MATERIAL FOR THE TASK
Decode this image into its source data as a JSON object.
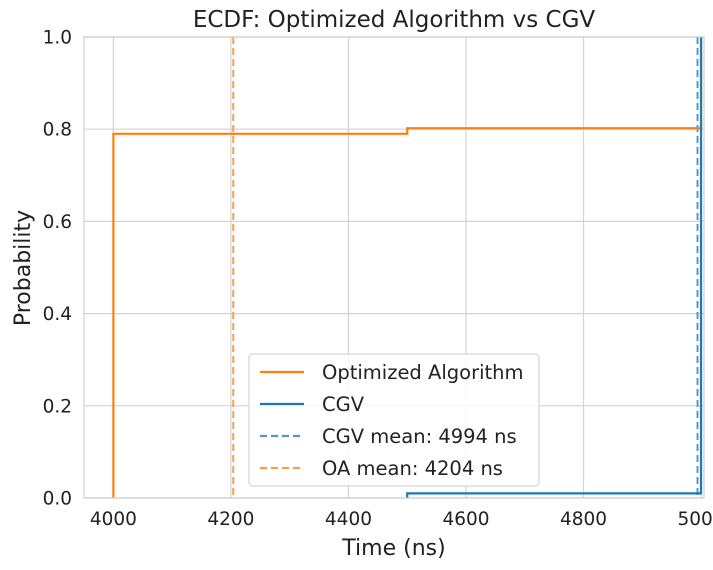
{
  "chart_data": {
    "type": "line",
    "subtype": "ecdf",
    "title": "ECDF: Optimized Algorithm vs CGV",
    "xlabel": "Time (ns)",
    "ylabel": "Probability",
    "xlim": [
      3950,
      5005
    ],
    "ylim": [
      0,
      1
    ],
    "xticks": [
      4000,
      4200,
      4400,
      4600,
      4800,
      5000
    ],
    "xtick_labels": [
      "4000",
      "4200",
      "4400",
      "4600",
      "4800",
      "5000"
    ],
    "yticks": [
      0.0,
      0.2,
      0.4,
      0.6,
      0.8,
      1.0
    ],
    "ytick_labels": [
      "0.0",
      "0.2",
      "0.4",
      "0.6",
      "0.8",
      "1.0"
    ],
    "grid": true,
    "legend_position": "bottom-center",
    "series": [
      {
        "name": "Optimized Algorithm",
        "color": "#ff7f0e",
        "style": "solid",
        "steps": [
          [
            4000,
            0.0
          ],
          [
            4000,
            0.79
          ],
          [
            4500,
            0.79
          ],
          [
            4500,
            0.802
          ],
          [
            5000,
            0.802
          ],
          [
            5000,
            1.0
          ]
        ]
      },
      {
        "name": "CGV",
        "color": "#1f77b4",
        "style": "solid",
        "steps": [
          [
            4500,
            0.0
          ],
          [
            4500,
            0.01
          ],
          [
            5000,
            0.01
          ],
          [
            5000,
            1.0
          ]
        ]
      }
    ],
    "reference_lines": [
      {
        "name": "CGV mean: 4994 ns",
        "x": 4994,
        "color": "#5b96c2",
        "style": "dashed"
      },
      {
        "name": "OA mean: 4204 ns",
        "x": 4204,
        "color": "#f5a04a",
        "style": "dashed"
      }
    ],
    "legend": [
      {
        "label": "Optimized Algorithm",
        "color": "#ff7f0e",
        "style": "solid"
      },
      {
        "label": "CGV",
        "color": "#1f77b4",
        "style": "solid"
      },
      {
        "label": "CGV mean: 4994 ns",
        "color": "#5b96c2",
        "style": "dashed"
      },
      {
        "label": "OA mean: 4204 ns",
        "color": "#f5a04a",
        "style": "dashed"
      }
    ]
  }
}
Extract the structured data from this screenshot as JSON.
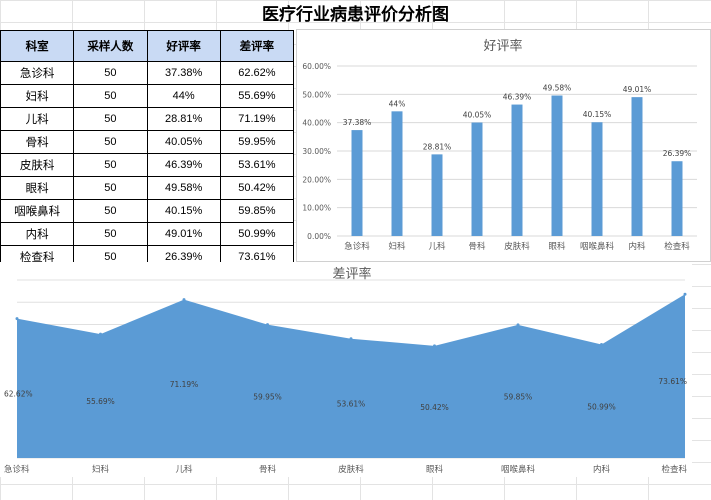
{
  "page": {
    "title": "医疗行业病患评价分析图"
  },
  "table": {
    "headers": [
      "科室",
      "采样人数",
      "好评率",
      "差评率"
    ],
    "rows": [
      [
        "急诊科",
        "50",
        "37.38%",
        "62.62%"
      ],
      [
        "妇科",
        "50",
        "44%",
        "55.69%"
      ],
      [
        "儿科",
        "50",
        "28.81%",
        "71.19%"
      ],
      [
        "骨科",
        "50",
        "40.05%",
        "59.95%"
      ],
      [
        "皮肤科",
        "50",
        "46.39%",
        "53.61%"
      ],
      [
        "眼科",
        "50",
        "49.58%",
        "50.42%"
      ],
      [
        "咽喉鼻科",
        "50",
        "40.15%",
        "59.85%"
      ],
      [
        "内科",
        "50",
        "49.01%",
        "50.99%"
      ],
      [
        "检查科",
        "50",
        "26.39%",
        "73.61%"
      ]
    ]
  },
  "chart_data": [
    {
      "type": "bar",
      "title": "好评率",
      "categories": [
        "急诊科",
        "妇科",
        "儿科",
        "骨科",
        "皮肤科",
        "眼科",
        "咽喉鼻科",
        "内科",
        "检查科"
      ],
      "values": [
        37.38,
        44,
        28.81,
        40.05,
        46.39,
        49.58,
        40.15,
        49.01,
        26.39
      ],
      "data_labels": [
        "37.38%",
        "44%",
        "28.81%",
        "40.05%",
        "46.39%",
        "49.58%",
        "40.15%",
        "49.01%",
        "26.39%"
      ],
      "yticks": [
        "0.00%",
        "10.00%",
        "20.00%",
        "30.00%",
        "40.00%",
        "50.00%",
        "60.00%"
      ],
      "ylim": [
        0,
        60
      ],
      "grid": true,
      "color": "#5b9bd5"
    },
    {
      "type": "area",
      "title": "差评率",
      "categories": [
        "急诊科",
        "妇科",
        "儿科",
        "骨科",
        "皮肤科",
        "眼科",
        "咽喉鼻科",
        "内科",
        "检查科"
      ],
      "values": [
        62.62,
        55.69,
        71.19,
        59.95,
        53.61,
        50.42,
        59.85,
        50.99,
        73.61
      ],
      "data_labels": [
        "62.62%",
        "55.69%",
        "71.19%",
        "59.95%",
        "53.61%",
        "50.42%",
        "59.85%",
        "50.99%",
        "73.61%"
      ],
      "ylim": [
        0,
        80
      ],
      "grid": true,
      "color": "#5b9bd5"
    }
  ]
}
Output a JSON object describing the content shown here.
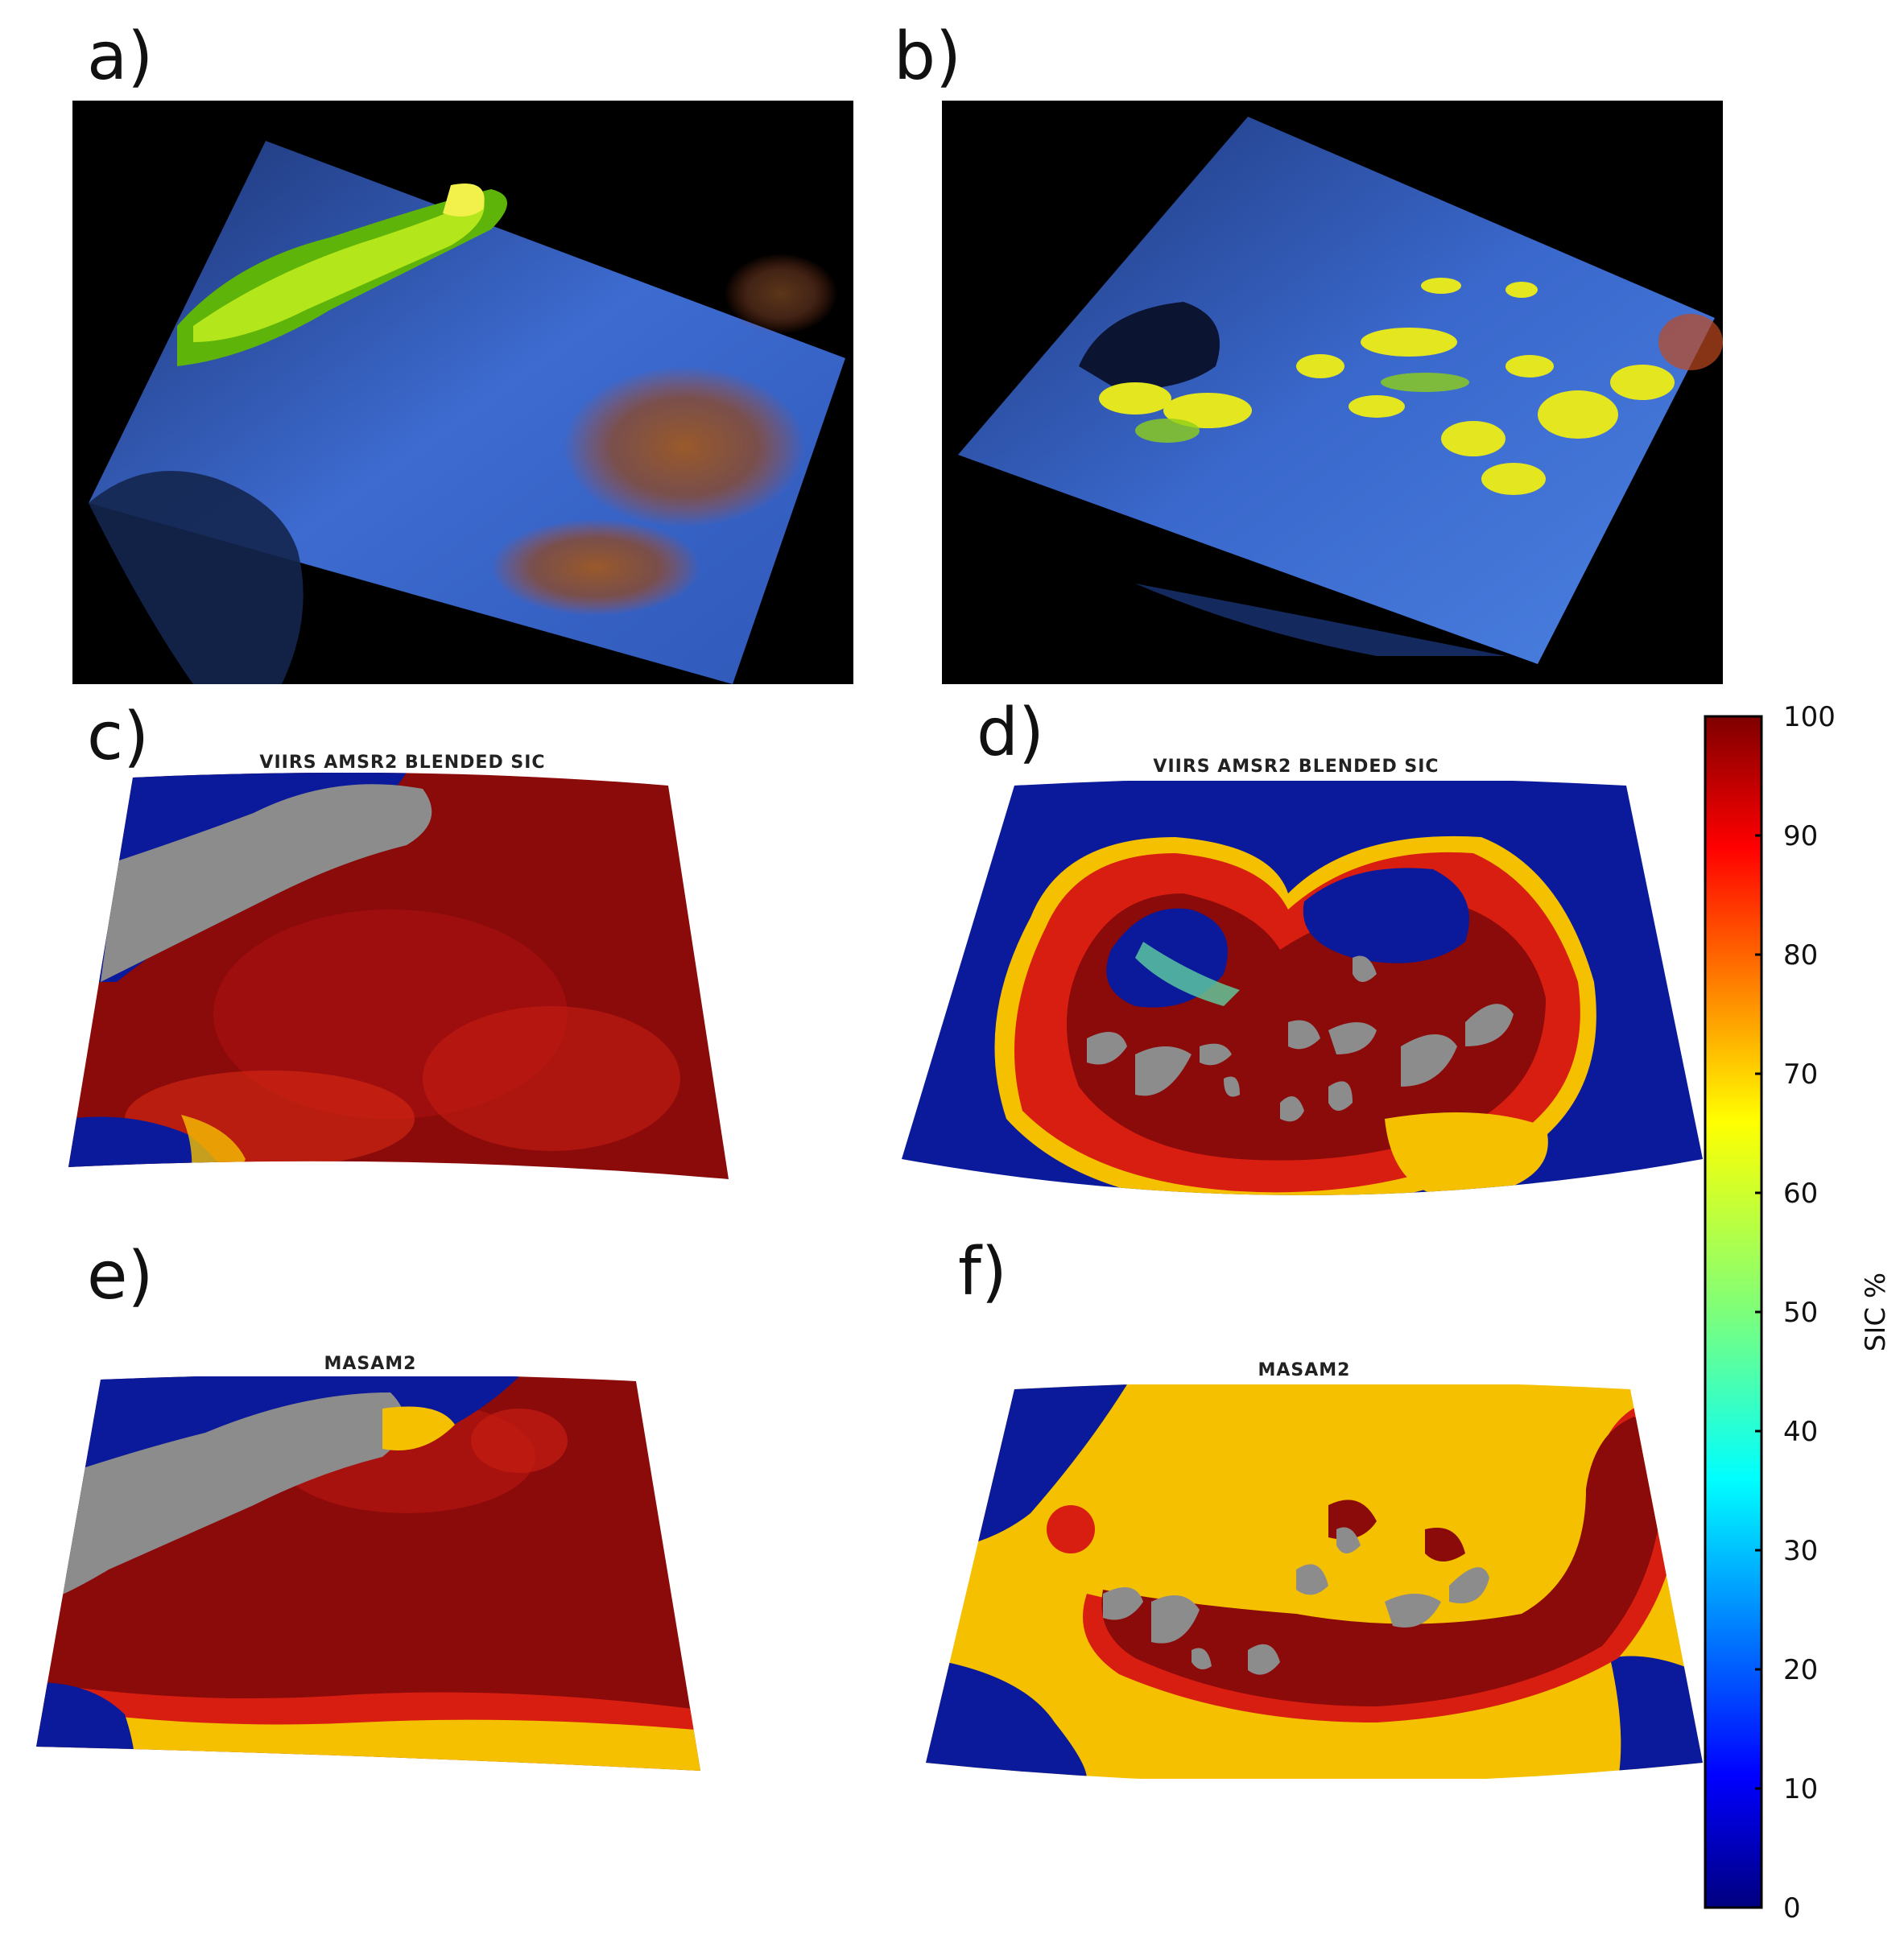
{
  "panels": [
    {
      "letter": "a)",
      "title": ""
    },
    {
      "letter": "b)",
      "title": ""
    },
    {
      "letter": "c)",
      "title": "VIIRS AMSR2 BLENDED SIC"
    },
    {
      "letter": "d)",
      "title": "VIIRS AMSR2 BLENDED SIC"
    },
    {
      "letter": "e)",
      "title": "MASAM2"
    },
    {
      "letter": "f)",
      "title": "MASAM2"
    }
  ],
  "colorbar": {
    "label": "SIC %",
    "ticks": [
      "100",
      "90",
      "80",
      "70",
      "60",
      "50",
      "40",
      "30",
      "20",
      "10",
      "0"
    ]
  },
  "colors": {
    "ocean": "#0a1a9a",
    "land": "#8c8c8c",
    "ice_high": "#8b0a0a",
    "ice_mid": "#d81e10",
    "ice_yellow": "#f5c000",
    "satellite_bg": "#000000",
    "satellite_blue": "#3f6fd6"
  }
}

WHAT YOU SHOULD DO
Return the full material word for word. Do not include the pictures.

THE OUTPUT
Decode this image into its source data as a JSON object.
{
  "chart_data": {
    "type": "line",
    "subtype": "ecdf",
    "title": "ECDF: Optimized Algorithm vs CGV",
    "xlabel": "Time (ns)",
    "ylabel": "Probability",
    "xlim": [
      3950,
      5005
    ],
    "ylim": [
      0,
      1
    ],
    "xticks": [
      4000,
      4200,
      4400,
      4600,
      4800,
      5000
    ],
    "xtick_labels": [
      "4000",
      "4200",
      "4400",
      "4600",
      "4800",
      "5000"
    ],
    "yticks": [
      0.0,
      0.2,
      0.4,
      0.6,
      0.8,
      1.0
    ],
    "ytick_labels": [
      "0.0",
      "0.2",
      "0.4",
      "0.6",
      "0.8",
      "1.0"
    ],
    "grid": true,
    "legend_position": "bottom-center",
    "series": [
      {
        "name": "Optimized Algorithm",
        "color": "#ff7f0e",
        "style": "solid",
        "steps": [
          [
            4000,
            0.0
          ],
          [
            4000,
            0.79
          ],
          [
            4500,
            0.79
          ],
          [
            4500,
            0.802
          ],
          [
            5000,
            0.802
          ],
          [
            5000,
            1.0
          ]
        ]
      },
      {
        "name": "CGV",
        "color": "#1f77b4",
        "style": "solid",
        "steps": [
          [
            4500,
            0.0
          ],
          [
            4500,
            0.01
          ],
          [
            5000,
            0.01
          ],
          [
            5000,
            1.0
          ]
        ]
      }
    ],
    "reference_lines": [
      {
        "name": "CGV mean: 4994 ns",
        "x": 4994,
        "color": "#5b96c2",
        "style": "dashed"
      },
      {
        "name": "OA mean: 4204 ns",
        "x": 4204,
        "color": "#f5a04a",
        "style": "dashed"
      }
    ],
    "legend": [
      {
        "label": "Optimized Algorithm",
        "color": "#ff7f0e",
        "style": "solid"
      },
      {
        "label": "CGV",
        "color": "#1f77b4",
        "style": "solid"
      },
      {
        "label": "CGV mean: 4994 ns",
        "color": "#5b96c2",
        "style": "dashed"
      },
      {
        "label": "OA mean: 4204 ns",
        "color": "#f5a04a",
        "style": "dashed"
      }
    ]
  }
}
Extract the structured data from this screenshot as JSON.
{
  "page": {
    "title": "医疗行业病患评价分析图"
  },
  "table": {
    "headers": [
      "科室",
      "采样人数",
      "好评率",
      "差评率"
    ],
    "rows": [
      [
        "急诊科",
        "50",
        "37.38%",
        "62.62%"
      ],
      [
        "妇科",
        "50",
        "44%",
        "55.69%"
      ],
      [
        "儿科",
        "50",
        "28.81%",
        "71.19%"
      ],
      [
        "骨科",
        "50",
        "40.05%",
        "59.95%"
      ],
      [
        "皮肤科",
        "50",
        "46.39%",
        "53.61%"
      ],
      [
        "眼科",
        "50",
        "49.58%",
        "50.42%"
      ],
      [
        "咽喉鼻科",
        "50",
        "40.15%",
        "59.85%"
      ],
      [
        "内科",
        "50",
        "49.01%",
        "50.99%"
      ],
      [
        "检查科",
        "50",
        "26.39%",
        "73.61%"
      ]
    ]
  },
  "chart_data": [
    {
      "type": "bar",
      "title": "好评率",
      "categories": [
        "急诊科",
        "妇科",
        "儿科",
        "骨科",
        "皮肤科",
        "眼科",
        "咽喉鼻科",
        "内科",
        "检查科"
      ],
      "values": [
        37.38,
        44,
        28.81,
        40.05,
        46.39,
        49.58,
        40.15,
        49.01,
        26.39
      ],
      "data_labels": [
        "37.38%",
        "44%",
        "28.81%",
        "40.05%",
        "46.39%",
        "49.58%",
        "40.15%",
        "49.01%",
        "26.39%"
      ],
      "yticks": [
        "0.00%",
        "10.00%",
        "20.00%",
        "30.00%",
        "40.00%",
        "50.00%",
        "60.00%"
      ],
      "ylim": [
        0,
        60
      ],
      "grid": true,
      "color": "#5b9bd5"
    },
    {
      "type": "area",
      "title": "差评率",
      "categories": [
        "急诊科",
        "妇科",
        "儿科",
        "骨科",
        "皮肤科",
        "眼科",
        "咽喉鼻科",
        "内科",
        "检查科"
      ],
      "values": [
        62.62,
        55.69,
        71.19,
        59.95,
        53.61,
        50.42,
        59.85,
        50.99,
        73.61
      ],
      "data_labels": [
        "62.62%",
        "55.69%",
        "71.19%",
        "59.95%",
        "53.61%",
        "50.42%",
        "59.85%",
        "50.99%",
        "73.61%"
      ],
      "ylim": [
        0,
        80
      ],
      "grid": true,
      "color": "#5b9bd5"
    }
  ]
}
Output a JSON object describing the content shown here.
{
  "panels": [
    {
      "letter": "a)",
      "title": ""
    },
    {
      "letter": "b)",
      "title": ""
    },
    {
      "letter": "c)",
      "title": "VIIRS AMSR2 BLENDED SIC"
    },
    {
      "letter": "d)",
      "title": "VIIRS AMSR2 BLENDED SIC"
    },
    {
      "letter": "e)",
      "title": "MASAM2"
    },
    {
      "letter": "f)",
      "title": "MASAM2"
    }
  ],
  "colorbar": {
    "label": "SIC %",
    "ticks": [
      "100",
      "90",
      "80",
      "70",
      "60",
      "50",
      "40",
      "30",
      "20",
      "10",
      "0"
    ]
  },
  "colors": {
    "ocean": "#0a1a9a",
    "land": "#8c8c8c",
    "ice_high": "#8b0a0a",
    "ice_mid": "#d81e10",
    "ice_yellow": "#f5c000",
    "satellite_bg": "#000000",
    "satellite_blue": "#3f6fd6"
  }
}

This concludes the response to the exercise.